• **Task directions**
In the listing below, count the lines with "content" and report only the figure.

• **Supplied information**

════════

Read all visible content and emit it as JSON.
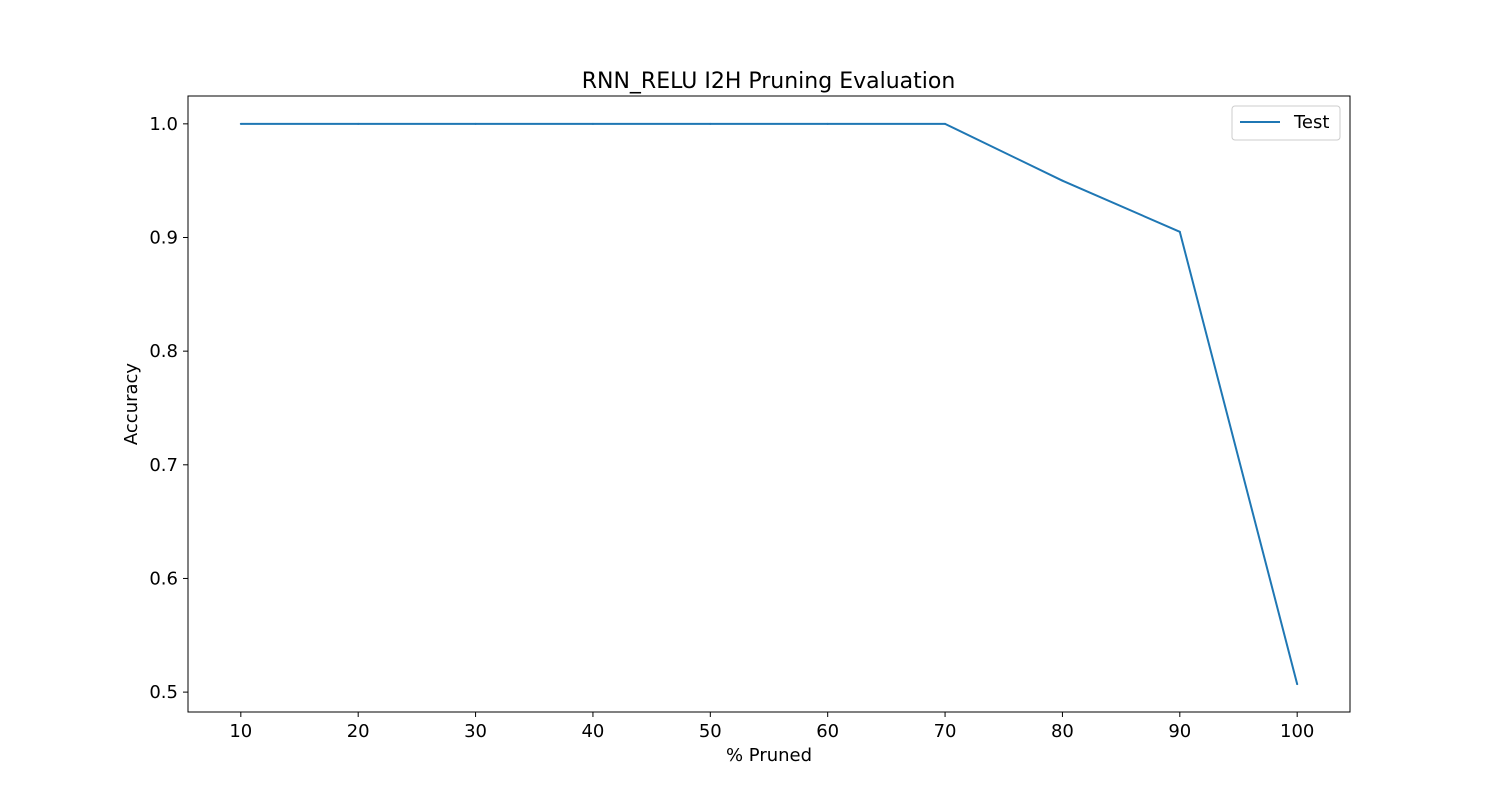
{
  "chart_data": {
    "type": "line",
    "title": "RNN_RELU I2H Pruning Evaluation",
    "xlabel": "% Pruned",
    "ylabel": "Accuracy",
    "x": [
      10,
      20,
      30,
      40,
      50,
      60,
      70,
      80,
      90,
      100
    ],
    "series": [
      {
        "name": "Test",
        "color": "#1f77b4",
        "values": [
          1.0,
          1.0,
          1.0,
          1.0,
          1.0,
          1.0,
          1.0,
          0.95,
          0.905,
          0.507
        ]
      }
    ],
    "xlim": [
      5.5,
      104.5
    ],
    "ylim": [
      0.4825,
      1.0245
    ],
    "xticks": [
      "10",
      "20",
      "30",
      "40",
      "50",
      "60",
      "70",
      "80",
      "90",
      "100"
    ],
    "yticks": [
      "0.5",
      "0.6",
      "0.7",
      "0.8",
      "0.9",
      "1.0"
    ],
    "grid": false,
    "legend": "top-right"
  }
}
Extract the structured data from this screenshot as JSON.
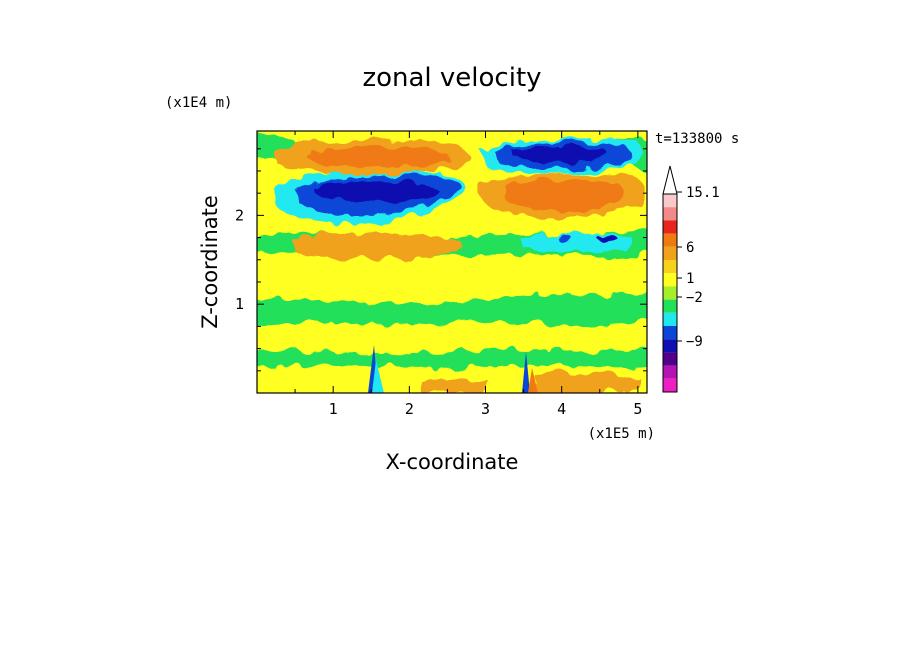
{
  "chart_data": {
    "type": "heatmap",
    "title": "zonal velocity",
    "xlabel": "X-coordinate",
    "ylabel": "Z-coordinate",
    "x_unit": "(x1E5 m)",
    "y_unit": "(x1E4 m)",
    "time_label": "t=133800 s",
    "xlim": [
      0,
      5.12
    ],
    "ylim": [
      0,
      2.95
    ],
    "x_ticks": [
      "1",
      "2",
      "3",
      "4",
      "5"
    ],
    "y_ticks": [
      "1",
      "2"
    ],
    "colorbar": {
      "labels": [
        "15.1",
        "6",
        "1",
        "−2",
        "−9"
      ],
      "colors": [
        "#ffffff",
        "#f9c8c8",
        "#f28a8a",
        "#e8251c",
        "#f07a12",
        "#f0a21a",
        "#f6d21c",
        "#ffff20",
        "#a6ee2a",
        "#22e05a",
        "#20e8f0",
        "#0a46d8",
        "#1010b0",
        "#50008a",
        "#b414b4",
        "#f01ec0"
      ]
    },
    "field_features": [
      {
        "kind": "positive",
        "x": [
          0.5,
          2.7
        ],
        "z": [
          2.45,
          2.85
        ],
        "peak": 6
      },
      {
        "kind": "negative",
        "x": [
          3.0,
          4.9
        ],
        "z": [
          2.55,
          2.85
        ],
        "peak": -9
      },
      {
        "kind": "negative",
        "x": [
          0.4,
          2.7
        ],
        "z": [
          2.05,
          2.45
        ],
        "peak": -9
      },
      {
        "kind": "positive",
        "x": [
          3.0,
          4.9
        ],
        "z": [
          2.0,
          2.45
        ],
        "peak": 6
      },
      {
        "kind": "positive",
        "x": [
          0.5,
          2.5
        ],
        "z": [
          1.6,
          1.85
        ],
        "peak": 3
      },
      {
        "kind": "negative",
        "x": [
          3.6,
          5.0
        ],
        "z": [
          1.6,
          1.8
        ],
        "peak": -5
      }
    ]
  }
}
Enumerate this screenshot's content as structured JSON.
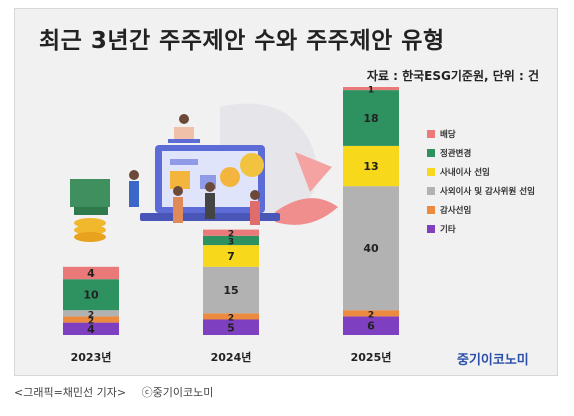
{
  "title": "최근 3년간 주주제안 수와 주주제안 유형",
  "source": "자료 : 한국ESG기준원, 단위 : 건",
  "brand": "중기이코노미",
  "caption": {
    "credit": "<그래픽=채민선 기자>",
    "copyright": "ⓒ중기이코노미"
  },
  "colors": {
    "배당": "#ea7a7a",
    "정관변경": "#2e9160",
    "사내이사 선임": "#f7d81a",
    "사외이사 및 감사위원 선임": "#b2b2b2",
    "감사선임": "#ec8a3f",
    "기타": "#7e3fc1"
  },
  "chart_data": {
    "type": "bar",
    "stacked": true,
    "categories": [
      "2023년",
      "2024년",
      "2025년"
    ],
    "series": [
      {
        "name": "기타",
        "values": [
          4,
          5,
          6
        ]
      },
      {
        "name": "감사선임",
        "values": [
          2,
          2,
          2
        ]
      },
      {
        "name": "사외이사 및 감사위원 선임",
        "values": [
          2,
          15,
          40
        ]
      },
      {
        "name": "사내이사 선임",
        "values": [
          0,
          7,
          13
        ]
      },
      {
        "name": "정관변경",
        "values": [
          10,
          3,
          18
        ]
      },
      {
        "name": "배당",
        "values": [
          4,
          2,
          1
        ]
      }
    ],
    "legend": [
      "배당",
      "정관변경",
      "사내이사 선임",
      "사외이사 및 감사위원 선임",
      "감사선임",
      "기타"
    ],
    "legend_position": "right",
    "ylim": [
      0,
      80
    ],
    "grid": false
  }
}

════════

• **Answer to the task**
2